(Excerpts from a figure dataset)
-------------------------

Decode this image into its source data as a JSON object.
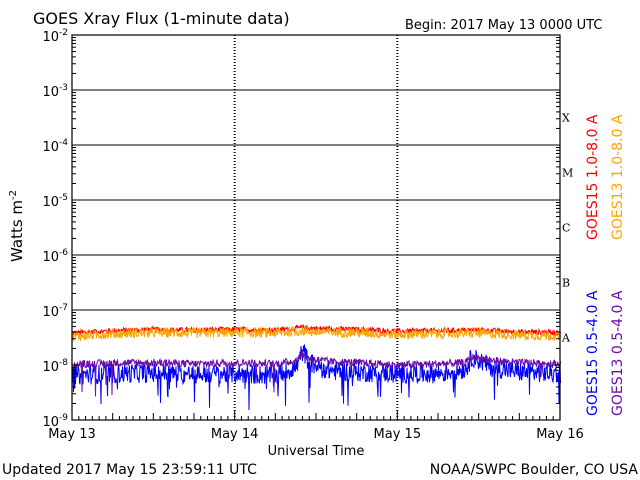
{
  "header": {
    "title": "GOES Xray Flux (1-minute data)",
    "begin": "Begin:  2017 May 13 0000 UTC"
  },
  "footer": {
    "updated": "Updated 2017 May 15 23:59:11 UTC",
    "credit": "NOAA/SWPC Boulder, CO USA"
  },
  "colors": {
    "goes15_long": "#ff0000",
    "goes13_long": "#ffa500",
    "goes15_short": "#0000ff",
    "goes13_short": "#6a0dad",
    "grid": "#000000"
  },
  "chart_data": {
    "type": "line",
    "title": "GOES Xray Flux (1-minute data)",
    "xlabel": "Universal Time",
    "ylabel": "Watts m",
    "ylabel_superscript": "-2",
    "y_scale": "log",
    "ylim": [
      1e-09,
      0.01
    ],
    "xlim": [
      "2017-05-13 00:00",
      "2017-05-16 00:00"
    ],
    "x_ticks": [
      "May 13",
      "May 14",
      "May 15",
      "May 16"
    ],
    "y_ticks": [
      {
        "base": "10",
        "exp": "-9",
        "value": 1e-09
      },
      {
        "base": "10",
        "exp": "-8",
        "value": 1e-08
      },
      {
        "base": "10",
        "exp": "-7",
        "value": 1e-07
      },
      {
        "base": "10",
        "exp": "-6",
        "value": 1e-06
      },
      {
        "base": "10",
        "exp": "-5",
        "value": 1e-05
      },
      {
        "base": "10",
        "exp": "-4",
        "value": 0.0001
      },
      {
        "base": "10",
        "exp": "-3",
        "value": 0.001
      },
      {
        "base": "10",
        "exp": "-2",
        "value": 0.01
      }
    ],
    "flare_classes": [
      {
        "label": "A",
        "value": 1e-08
      },
      {
        "label": "B",
        "value": 1e-07
      },
      {
        "label": "C",
        "value": 1e-06
      },
      {
        "label": "M",
        "value": 1e-05
      },
      {
        "label": "X",
        "value": 0.0001
      }
    ],
    "grid": true,
    "legend_position": "right",
    "series": [
      {
        "name": "GOES15 1.0-8.0 A",
        "color": "#ff0000",
        "x": [
          "2017-05-13 00:00",
          "2017-05-13 06:00",
          "2017-05-13 12:00",
          "2017-05-13 18:00",
          "2017-05-14 00:00",
          "2017-05-14 06:00",
          "2017-05-14 10:00",
          "2017-05-14 12:00",
          "2017-05-14 18:00",
          "2017-05-15 00:00",
          "2017-05-15 06:00",
          "2017-05-15 12:00",
          "2017-05-15 18:00",
          "2017-05-16 00:00"
        ],
        "y": [
          3.8e-08,
          4.2e-08,
          4.4e-08,
          4.3e-08,
          4.4e-08,
          4.3e-08,
          4.8e-08,
          4.6e-08,
          4.4e-08,
          4.1e-08,
          4.2e-08,
          4.3e-08,
          4e-08,
          3.9e-08
        ]
      },
      {
        "name": "GOES13 1.0-8.0 A",
        "color": "#ffa500",
        "x": [
          "2017-05-13 00:00",
          "2017-05-13 06:00",
          "2017-05-13 12:00",
          "2017-05-13 18:00",
          "2017-05-14 00:00",
          "2017-05-14 06:00",
          "2017-05-14 10:00",
          "2017-05-14 12:00",
          "2017-05-14 18:00",
          "2017-05-15 00:00",
          "2017-05-15 06:00",
          "2017-05-15 12:00",
          "2017-05-15 18:00",
          "2017-05-16 00:00"
        ],
        "y": [
          3.3e-08,
          3.7e-08,
          3.9e-08,
          3.8e-08,
          3.9e-08,
          3.8e-08,
          4.2e-08,
          4e-08,
          3.9e-08,
          3.6e-08,
          3.7e-08,
          3.8e-08,
          3.5e-08,
          3.4e-08
        ]
      },
      {
        "name": "GOES15 0.5-4.0 A",
        "color": "#0000ff",
        "x": [
          "2017-05-13 00:00",
          "2017-05-13 06:00",
          "2017-05-13 12:00",
          "2017-05-13 18:00",
          "2017-05-14 00:00",
          "2017-05-14 06:00",
          "2017-05-14 09:00",
          "2017-05-14 10:00",
          "2017-05-14 11:00",
          "2017-05-14 14:00",
          "2017-05-14 18:00",
          "2017-05-15 00:00",
          "2017-05-15 06:00",
          "2017-05-15 10:00",
          "2017-05-15 11:00",
          "2017-05-15 14:00",
          "2017-05-15 18:00",
          "2017-05-16 00:00"
        ],
        "y": [
          6.5e-09,
          7e-09,
          7.2e-09,
          6.8e-09,
          7e-09,
          6.5e-09,
          9e-09,
          1.8e-08,
          1.1e-08,
          8e-09,
          7.5e-09,
          7e-09,
          7e-09,
          8.5e-09,
          1.4e-08,
          9e-09,
          7.5e-09,
          7e-09
        ]
      },
      {
        "name": "GOES13 0.5-4.0 A",
        "color": "#6a0dad",
        "x": [
          "2017-05-13 00:00",
          "2017-05-13 06:00",
          "2017-05-13 12:00",
          "2017-05-13 18:00",
          "2017-05-14 00:00",
          "2017-05-14 06:00",
          "2017-05-14 09:00",
          "2017-05-14 10:00",
          "2017-05-14 11:00",
          "2017-05-14 14:00",
          "2017-05-14 18:00",
          "2017-05-15 00:00",
          "2017-05-15 06:00",
          "2017-05-15 10:00",
          "2017-05-15 11:00",
          "2017-05-15 14:00",
          "2017-05-15 18:00",
          "2017-05-16 00:00"
        ],
        "y": [
          1e-08,
          1.1e-08,
          1.1e-08,
          1.05e-08,
          1.1e-08,
          1.05e-08,
          1.2e-08,
          1.6e-08,
          1.3e-08,
          1.15e-08,
          1.1e-08,
          1e-08,
          1.05e-08,
          1.1e-08,
          1.4e-08,
          1.2e-08,
          1.1e-08,
          1.05e-08
        ]
      }
    ]
  }
}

-------------------------

Print the records word for word and exclude any picture they hold.

Decode this image into its source data as a JSON object.
{
  "header": {
    "title": "GOES Xray Flux (1-minute data)",
    "begin": "Begin:  2017 May 13 0000 UTC"
  },
  "footer": {
    "updated": "Updated 2017 May 15 23:59:11 UTC",
    "credit": "NOAA/SWPC Boulder, CO USA"
  },
  "colors": {
    "goes15_long": "#ff0000",
    "goes13_long": "#ffa500",
    "goes15_short": "#0000ff",
    "goes13_short": "#6a0dad",
    "grid": "#000000"
  },
  "chart_data": {
    "type": "line",
    "title": "GOES Xray Flux (1-minute data)",
    "xlabel": "Universal Time",
    "ylabel": "Watts m",
    "ylabel_superscript": "-2",
    "y_scale": "log",
    "ylim": [
      1e-09,
      0.01
    ],
    "xlim": [
      "2017-05-13 00:00",
      "2017-05-16 00:00"
    ],
    "x_ticks": [
      "May 13",
      "May 14",
      "May 15",
      "May 16"
    ],
    "y_ticks": [
      {
        "base": "10",
        "exp": "-9",
        "value": 1e-09
      },
      {
        "base": "10",
        "exp": "-8",
        "value": 1e-08
      },
      {
        "base": "10",
        "exp": "-7",
        "value": 1e-07
      },
      {
        "base": "10",
        "exp": "-6",
        "value": 1e-06
      },
      {
        "base": "10",
        "exp": "-5",
        "value": 1e-05
      },
      {
        "base": "10",
        "exp": "-4",
        "value": 0.0001
      },
      {
        "base": "10",
        "exp": "-3",
        "value": 0.001
      },
      {
        "base": "10",
        "exp": "-2",
        "value": 0.01
      }
    ],
    "flare_classes": [
      {
        "label": "A",
        "value": 1e-08
      },
      {
        "label": "B",
        "value": 1e-07
      },
      {
        "label": "C",
        "value": 1e-06
      },
      {
        "label": "M",
        "value": 1e-05
      },
      {
        "label": "X",
        "value": 0.0001
      }
    ],
    "grid": true,
    "legend_position": "right",
    "series": [
      {
        "name": "GOES15 1.0-8.0 A",
        "color": "#ff0000",
        "x": [
          "2017-05-13 00:00",
          "2017-05-13 06:00",
          "2017-05-13 12:00",
          "2017-05-13 18:00",
          "2017-05-14 00:00",
          "2017-05-14 06:00",
          "2017-05-14 10:00",
          "2017-05-14 12:00",
          "2017-05-14 18:00",
          "2017-05-15 00:00",
          "2017-05-15 06:00",
          "2017-05-15 12:00",
          "2017-05-15 18:00",
          "2017-05-16 00:00"
        ],
        "y": [
          3.8e-08,
          4.2e-08,
          4.4e-08,
          4.3e-08,
          4.4e-08,
          4.3e-08,
          4.8e-08,
          4.6e-08,
          4.4e-08,
          4.1e-08,
          4.2e-08,
          4.3e-08,
          4e-08,
          3.9e-08
        ]
      },
      {
        "name": "GOES13 1.0-8.0 A",
        "color": "#ffa500",
        "x": [
          "2017-05-13 00:00",
          "2017-05-13 06:00",
          "2017-05-13 12:00",
          "2017-05-13 18:00",
          "2017-05-14 00:00",
          "2017-05-14 06:00",
          "2017-05-14 10:00",
          "2017-05-14 12:00",
          "2017-05-14 18:00",
          "2017-05-15 00:00",
          "2017-05-15 06:00",
          "2017-05-15 12:00",
          "2017-05-15 18:00",
          "2017-05-16 00:00"
        ],
        "y": [
          3.3e-08,
          3.7e-08,
          3.9e-08,
          3.8e-08,
          3.9e-08,
          3.8e-08,
          4.2e-08,
          4e-08,
          3.9e-08,
          3.6e-08,
          3.7e-08,
          3.8e-08,
          3.5e-08,
          3.4e-08
        ]
      },
      {
        "name": "GOES15 0.5-4.0 A",
        "color": "#0000ff",
        "x": [
          "2017-05-13 00:00",
          "2017-05-13 06:00",
          "2017-05-13 12:00",
          "2017-05-13 18:00",
          "2017-05-14 00:00",
          "2017-05-14 06:00",
          "2017-05-14 09:00",
          "2017-05-14 10:00",
          "2017-05-14 11:00",
          "2017-05-14 14:00",
          "2017-05-14 18:00",
          "2017-05-15 00:00",
          "2017-05-15 06:00",
          "2017-05-15 10:00",
          "2017-05-15 11:00",
          "2017-05-15 14:00",
          "2017-05-15 18:00",
          "2017-05-16 00:00"
        ],
        "y": [
          6.5e-09,
          7e-09,
          7.2e-09,
          6.8e-09,
          7e-09,
          6.5e-09,
          9e-09,
          1.8e-08,
          1.1e-08,
          8e-09,
          7.5e-09,
          7e-09,
          7e-09,
          8.5e-09,
          1.4e-08,
          9e-09,
          7.5e-09,
          7e-09
        ]
      },
      {
        "name": "GOES13 0.5-4.0 A",
        "color": "#6a0dad",
        "x": [
          "2017-05-13 00:00",
          "2017-05-13 06:00",
          "2017-05-13 12:00",
          "2017-05-13 18:00",
          "2017-05-14 00:00",
          "2017-05-14 06:00",
          "2017-05-14 09:00",
          "2017-05-14 10:00",
          "2017-05-14 11:00",
          "2017-05-14 14:00",
          "2017-05-14 18:00",
          "2017-05-15 00:00",
          "2017-05-15 06:00",
          "2017-05-15 10:00",
          "2017-05-15 11:00",
          "2017-05-15 14:00",
          "2017-05-15 18:00",
          "2017-05-16 00:00"
        ],
        "y": [
          1e-08,
          1.1e-08,
          1.1e-08,
          1.05e-08,
          1.1e-08,
          1.05e-08,
          1.2e-08,
          1.6e-08,
          1.3e-08,
          1.15e-08,
          1.1e-08,
          1e-08,
          1.05e-08,
          1.1e-08,
          1.4e-08,
          1.2e-08,
          1.1e-08,
          1.05e-08
        ]
      }
    ]
  }
}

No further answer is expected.